DIRECTION:
Quote the listing below in full and exactly as written, but omit every picture.

%%

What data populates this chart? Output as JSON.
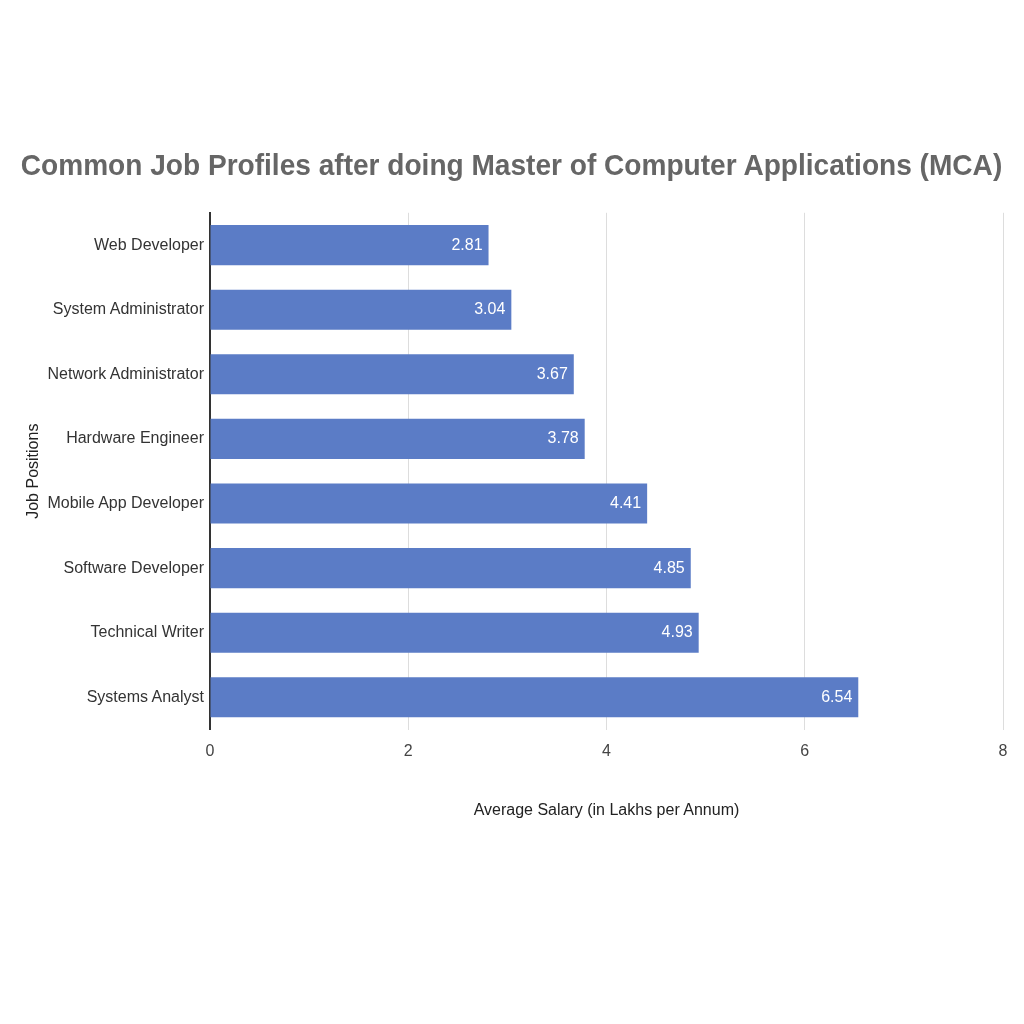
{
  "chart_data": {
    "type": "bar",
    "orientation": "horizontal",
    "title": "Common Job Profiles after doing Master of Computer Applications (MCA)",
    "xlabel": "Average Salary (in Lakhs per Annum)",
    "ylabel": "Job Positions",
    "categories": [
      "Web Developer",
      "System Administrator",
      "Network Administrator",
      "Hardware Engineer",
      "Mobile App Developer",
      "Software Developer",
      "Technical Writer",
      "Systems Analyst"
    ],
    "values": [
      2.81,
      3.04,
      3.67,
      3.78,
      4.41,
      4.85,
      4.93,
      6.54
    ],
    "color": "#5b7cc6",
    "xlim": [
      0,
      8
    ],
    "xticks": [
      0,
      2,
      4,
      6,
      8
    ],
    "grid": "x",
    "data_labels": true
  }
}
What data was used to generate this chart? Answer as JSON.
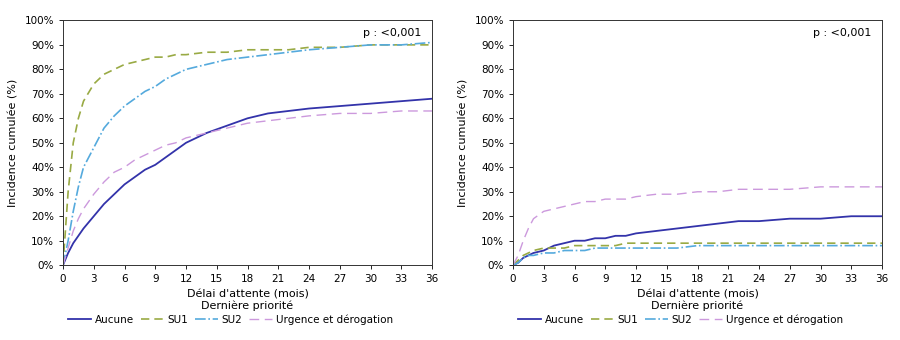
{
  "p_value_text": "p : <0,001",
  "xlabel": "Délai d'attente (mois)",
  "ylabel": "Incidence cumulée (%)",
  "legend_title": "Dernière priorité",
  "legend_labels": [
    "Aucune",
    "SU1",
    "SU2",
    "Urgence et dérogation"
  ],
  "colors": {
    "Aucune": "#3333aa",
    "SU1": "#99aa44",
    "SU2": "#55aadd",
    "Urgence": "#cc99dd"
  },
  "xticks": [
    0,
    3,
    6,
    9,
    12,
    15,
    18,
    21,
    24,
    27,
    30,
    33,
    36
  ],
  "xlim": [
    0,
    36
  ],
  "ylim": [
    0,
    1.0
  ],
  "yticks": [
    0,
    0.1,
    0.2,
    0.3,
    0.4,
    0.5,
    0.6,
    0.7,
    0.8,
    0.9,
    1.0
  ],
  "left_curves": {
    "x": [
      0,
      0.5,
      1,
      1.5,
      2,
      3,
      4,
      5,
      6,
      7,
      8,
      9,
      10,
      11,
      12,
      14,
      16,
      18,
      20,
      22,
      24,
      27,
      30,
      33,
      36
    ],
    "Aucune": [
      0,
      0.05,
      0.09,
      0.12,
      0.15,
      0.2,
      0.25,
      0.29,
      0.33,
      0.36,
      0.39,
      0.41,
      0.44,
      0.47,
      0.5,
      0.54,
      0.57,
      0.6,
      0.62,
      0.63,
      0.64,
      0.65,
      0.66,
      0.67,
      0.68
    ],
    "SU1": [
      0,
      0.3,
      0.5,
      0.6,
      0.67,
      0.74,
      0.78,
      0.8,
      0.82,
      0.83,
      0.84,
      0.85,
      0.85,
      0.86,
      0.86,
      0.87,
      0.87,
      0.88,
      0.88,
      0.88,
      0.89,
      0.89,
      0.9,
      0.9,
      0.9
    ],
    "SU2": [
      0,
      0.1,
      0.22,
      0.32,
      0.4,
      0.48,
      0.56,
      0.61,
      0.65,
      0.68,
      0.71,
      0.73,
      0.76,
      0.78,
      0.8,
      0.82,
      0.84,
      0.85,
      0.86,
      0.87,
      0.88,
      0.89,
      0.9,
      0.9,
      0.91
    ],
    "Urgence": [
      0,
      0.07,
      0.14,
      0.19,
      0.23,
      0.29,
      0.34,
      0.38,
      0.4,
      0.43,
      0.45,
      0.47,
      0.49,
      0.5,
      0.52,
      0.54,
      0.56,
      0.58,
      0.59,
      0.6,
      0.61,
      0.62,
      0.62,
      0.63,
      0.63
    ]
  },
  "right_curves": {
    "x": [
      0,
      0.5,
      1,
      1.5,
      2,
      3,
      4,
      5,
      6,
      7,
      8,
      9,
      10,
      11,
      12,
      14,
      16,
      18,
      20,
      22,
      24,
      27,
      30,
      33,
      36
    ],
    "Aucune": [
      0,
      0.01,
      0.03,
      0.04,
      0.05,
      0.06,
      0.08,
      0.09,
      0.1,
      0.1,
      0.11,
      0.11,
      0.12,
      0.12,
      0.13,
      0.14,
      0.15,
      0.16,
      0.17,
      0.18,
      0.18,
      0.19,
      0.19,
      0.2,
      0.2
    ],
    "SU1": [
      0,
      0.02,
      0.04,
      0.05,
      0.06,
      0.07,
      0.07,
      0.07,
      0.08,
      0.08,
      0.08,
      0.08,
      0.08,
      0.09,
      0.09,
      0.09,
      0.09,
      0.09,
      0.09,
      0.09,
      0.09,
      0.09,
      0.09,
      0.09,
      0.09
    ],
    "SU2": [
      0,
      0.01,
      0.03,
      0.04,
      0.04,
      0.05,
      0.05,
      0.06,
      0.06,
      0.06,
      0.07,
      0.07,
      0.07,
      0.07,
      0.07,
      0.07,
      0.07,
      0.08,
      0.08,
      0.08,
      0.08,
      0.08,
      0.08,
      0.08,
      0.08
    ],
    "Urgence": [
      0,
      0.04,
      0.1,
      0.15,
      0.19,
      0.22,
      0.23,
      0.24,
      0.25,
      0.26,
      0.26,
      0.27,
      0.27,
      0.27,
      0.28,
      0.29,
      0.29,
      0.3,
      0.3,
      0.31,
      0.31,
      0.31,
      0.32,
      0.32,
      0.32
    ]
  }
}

%%

EXERCISE RESPONSE:
What data populates this chart? Output as JSON.
{
  "chart_data": {
    "type": "bar",
    "orientation": "horizontal",
    "title": "Common Job Profiles after doing Master of Computer Applications (MCA)",
    "xlabel": "Average Salary (in Lakhs per Annum)",
    "ylabel": "Job Positions",
    "categories": [
      "Web Developer",
      "System Administrator",
      "Network Administrator",
      "Hardware Engineer",
      "Mobile App Developer",
      "Software Developer",
      "Technical Writer",
      "Systems Analyst"
    ],
    "values": [
      2.81,
      3.04,
      3.67,
      3.78,
      4.41,
      4.85,
      4.93,
      6.54
    ],
    "color": "#5b7cc6",
    "xlim": [
      0,
      8
    ],
    "xticks": [
      0,
      2,
      4,
      6,
      8
    ],
    "grid": "x",
    "data_labels": true
  }
}
What data was used to generate this chart? Answer as JSON.
{
  "p_value_text": "p : <0,001",
  "xlabel": "Délai d'attente (mois)",
  "ylabel": "Incidence cumulée (%)",
  "legend_title": "Dernière priorité",
  "legend_labels": [
    "Aucune",
    "SU1",
    "SU2",
    "Urgence et dérogation"
  ],
  "colors": {
    "Aucune": "#3333aa",
    "SU1": "#99aa44",
    "SU2": "#55aadd",
    "Urgence": "#cc99dd"
  },
  "xticks": [
    0,
    3,
    6,
    9,
    12,
    15,
    18,
    21,
    24,
    27,
    30,
    33,
    36
  ],
  "xlim": [
    0,
    36
  ],
  "ylim": [
    0,
    1.0
  ],
  "yticks": [
    0,
    0.1,
    0.2,
    0.3,
    0.4,
    0.5,
    0.6,
    0.7,
    0.8,
    0.9,
    1.0
  ],
  "left_curves": {
    "x": [
      0,
      0.5,
      1,
      1.5,
      2,
      3,
      4,
      5,
      6,
      7,
      8,
      9,
      10,
      11,
      12,
      14,
      16,
      18,
      20,
      22,
      24,
      27,
      30,
      33,
      36
    ],
    "Aucune": [
      0,
      0.05,
      0.09,
      0.12,
      0.15,
      0.2,
      0.25,
      0.29,
      0.33,
      0.36,
      0.39,
      0.41,
      0.44,
      0.47,
      0.5,
      0.54,
      0.57,
      0.6,
      0.62,
      0.63,
      0.64,
      0.65,
      0.66,
      0.67,
      0.68
    ],
    "SU1": [
      0,
      0.3,
      0.5,
      0.6,
      0.67,
      0.74,
      0.78,
      0.8,
      0.82,
      0.83,
      0.84,
      0.85,
      0.85,
      0.86,
      0.86,
      0.87,
      0.87,
      0.88,
      0.88,
      0.88,
      0.89,
      0.89,
      0.9,
      0.9,
      0.9
    ],
    "SU2": [
      0,
      0.1,
      0.22,
      0.32,
      0.4,
      0.48,
      0.56,
      0.61,
      0.65,
      0.68,
      0.71,
      0.73,
      0.76,
      0.78,
      0.8,
      0.82,
      0.84,
      0.85,
      0.86,
      0.87,
      0.88,
      0.89,
      0.9,
      0.9,
      0.91
    ],
    "Urgence": [
      0,
      0.07,
      0.14,
      0.19,
      0.23,
      0.29,
      0.34,
      0.38,
      0.4,
      0.43,
      0.45,
      0.47,
      0.49,
      0.5,
      0.52,
      0.54,
      0.56,
      0.58,
      0.59,
      0.6,
      0.61,
      0.62,
      0.62,
      0.63,
      0.63
    ]
  },
  "right_curves": {
    "x": [
      0,
      0.5,
      1,
      1.5,
      2,
      3,
      4,
      5,
      6,
      7,
      8,
      9,
      10,
      11,
      12,
      14,
      16,
      18,
      20,
      22,
      24,
      27,
      30,
      33,
      36
    ],
    "Aucune": [
      0,
      0.01,
      0.03,
      0.04,
      0.05,
      0.06,
      0.08,
      0.09,
      0.1,
      0.1,
      0.11,
      0.11,
      0.12,
      0.12,
      0.13,
      0.14,
      0.15,
      0.16,
      0.17,
      0.18,
      0.18,
      0.19,
      0.19,
      0.2,
      0.2
    ],
    "SU1": [
      0,
      0.02,
      0.04,
      0.05,
      0.06,
      0.07,
      0.07,
      0.07,
      0.08,
      0.08,
      0.08,
      0.08,
      0.08,
      0.09,
      0.09,
      0.09,
      0.09,
      0.09,
      0.09,
      0.09,
      0.09,
      0.09,
      0.09,
      0.09,
      0.09
    ],
    "SU2": [
      0,
      0.01,
      0.03,
      0.04,
      0.04,
      0.05,
      0.05,
      0.06,
      0.06,
      0.06,
      0.07,
      0.07,
      0.07,
      0.07,
      0.07,
      0.07,
      0.07,
      0.08,
      0.08,
      0.08,
      0.08,
      0.08,
      0.08,
      0.08,
      0.08
    ],
    "Urgence": [
      0,
      0.04,
      0.1,
      0.15,
      0.19,
      0.22,
      0.23,
      0.24,
      0.25,
      0.26,
      0.26,
      0.27,
      0.27,
      0.27,
      0.28,
      0.29,
      0.29,
      0.3,
      0.3,
      0.31,
      0.31,
      0.31,
      0.32,
      0.32,
      0.32
    ]
  }
}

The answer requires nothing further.